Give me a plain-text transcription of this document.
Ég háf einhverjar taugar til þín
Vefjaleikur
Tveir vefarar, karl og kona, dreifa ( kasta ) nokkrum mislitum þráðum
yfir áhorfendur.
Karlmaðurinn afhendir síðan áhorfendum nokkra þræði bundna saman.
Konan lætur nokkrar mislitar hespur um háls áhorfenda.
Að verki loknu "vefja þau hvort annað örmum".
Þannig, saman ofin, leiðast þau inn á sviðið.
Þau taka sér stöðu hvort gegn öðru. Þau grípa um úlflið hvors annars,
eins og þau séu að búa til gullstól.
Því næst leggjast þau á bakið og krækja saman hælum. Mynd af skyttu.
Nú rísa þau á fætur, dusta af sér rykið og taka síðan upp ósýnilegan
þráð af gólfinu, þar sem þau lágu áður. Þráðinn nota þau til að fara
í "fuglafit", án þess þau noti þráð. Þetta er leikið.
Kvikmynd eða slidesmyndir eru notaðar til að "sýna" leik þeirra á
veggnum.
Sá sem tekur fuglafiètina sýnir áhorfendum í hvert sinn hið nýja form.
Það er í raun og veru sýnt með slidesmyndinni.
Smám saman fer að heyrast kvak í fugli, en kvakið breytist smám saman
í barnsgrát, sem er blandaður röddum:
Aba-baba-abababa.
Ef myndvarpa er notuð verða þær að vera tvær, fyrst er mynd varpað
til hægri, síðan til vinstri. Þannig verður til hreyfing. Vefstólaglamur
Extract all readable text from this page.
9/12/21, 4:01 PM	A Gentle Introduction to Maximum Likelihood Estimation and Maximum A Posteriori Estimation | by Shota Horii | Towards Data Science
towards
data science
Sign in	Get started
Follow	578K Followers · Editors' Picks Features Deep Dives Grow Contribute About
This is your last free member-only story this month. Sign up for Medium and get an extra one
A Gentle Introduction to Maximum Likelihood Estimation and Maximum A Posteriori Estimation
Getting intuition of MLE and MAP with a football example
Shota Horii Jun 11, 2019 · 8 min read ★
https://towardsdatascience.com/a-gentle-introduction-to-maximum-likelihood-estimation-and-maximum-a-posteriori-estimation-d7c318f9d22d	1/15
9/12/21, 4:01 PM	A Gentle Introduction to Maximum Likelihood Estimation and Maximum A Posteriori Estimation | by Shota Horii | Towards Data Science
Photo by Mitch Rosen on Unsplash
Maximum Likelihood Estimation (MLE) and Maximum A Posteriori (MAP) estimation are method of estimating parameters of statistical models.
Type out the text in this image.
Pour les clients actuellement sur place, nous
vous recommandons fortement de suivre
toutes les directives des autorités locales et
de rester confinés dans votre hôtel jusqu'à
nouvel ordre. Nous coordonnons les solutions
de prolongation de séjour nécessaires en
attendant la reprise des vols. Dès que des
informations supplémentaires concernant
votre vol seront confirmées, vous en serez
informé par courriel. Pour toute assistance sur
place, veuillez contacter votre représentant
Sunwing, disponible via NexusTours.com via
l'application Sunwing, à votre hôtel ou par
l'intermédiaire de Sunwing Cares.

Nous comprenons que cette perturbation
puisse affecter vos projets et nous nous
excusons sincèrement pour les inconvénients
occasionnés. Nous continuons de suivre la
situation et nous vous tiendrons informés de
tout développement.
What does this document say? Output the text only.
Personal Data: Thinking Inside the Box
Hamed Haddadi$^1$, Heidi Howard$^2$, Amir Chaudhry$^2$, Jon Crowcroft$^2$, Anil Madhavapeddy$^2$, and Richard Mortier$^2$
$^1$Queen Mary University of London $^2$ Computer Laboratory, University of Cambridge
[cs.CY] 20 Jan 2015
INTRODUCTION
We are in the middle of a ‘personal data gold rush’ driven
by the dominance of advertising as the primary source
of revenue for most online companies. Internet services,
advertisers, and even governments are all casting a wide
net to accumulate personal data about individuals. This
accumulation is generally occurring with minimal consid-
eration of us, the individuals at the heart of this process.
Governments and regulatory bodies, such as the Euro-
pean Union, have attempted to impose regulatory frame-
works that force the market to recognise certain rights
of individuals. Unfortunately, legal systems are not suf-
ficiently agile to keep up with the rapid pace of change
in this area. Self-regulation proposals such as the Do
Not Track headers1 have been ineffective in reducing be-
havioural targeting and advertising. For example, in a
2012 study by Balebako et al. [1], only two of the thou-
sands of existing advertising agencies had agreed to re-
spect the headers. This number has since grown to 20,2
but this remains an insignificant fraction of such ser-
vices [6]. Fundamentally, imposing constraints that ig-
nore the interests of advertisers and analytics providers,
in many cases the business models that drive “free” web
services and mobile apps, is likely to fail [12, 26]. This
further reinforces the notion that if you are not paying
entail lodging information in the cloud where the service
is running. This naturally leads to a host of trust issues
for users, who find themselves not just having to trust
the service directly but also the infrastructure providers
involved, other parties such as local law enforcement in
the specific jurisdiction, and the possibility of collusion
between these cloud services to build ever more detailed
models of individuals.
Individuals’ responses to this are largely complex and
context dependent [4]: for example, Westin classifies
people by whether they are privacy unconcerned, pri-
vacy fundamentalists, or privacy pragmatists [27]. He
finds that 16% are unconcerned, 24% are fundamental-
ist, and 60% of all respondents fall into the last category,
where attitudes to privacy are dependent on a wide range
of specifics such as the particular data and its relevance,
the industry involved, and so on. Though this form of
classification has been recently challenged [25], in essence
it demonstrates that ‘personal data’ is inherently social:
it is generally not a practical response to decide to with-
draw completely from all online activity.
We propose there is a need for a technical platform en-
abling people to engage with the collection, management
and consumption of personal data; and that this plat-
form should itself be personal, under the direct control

Requirements:
Count how many lines of the material hold the string "síðan". Give the number and nothing more.

Answer to this task:
3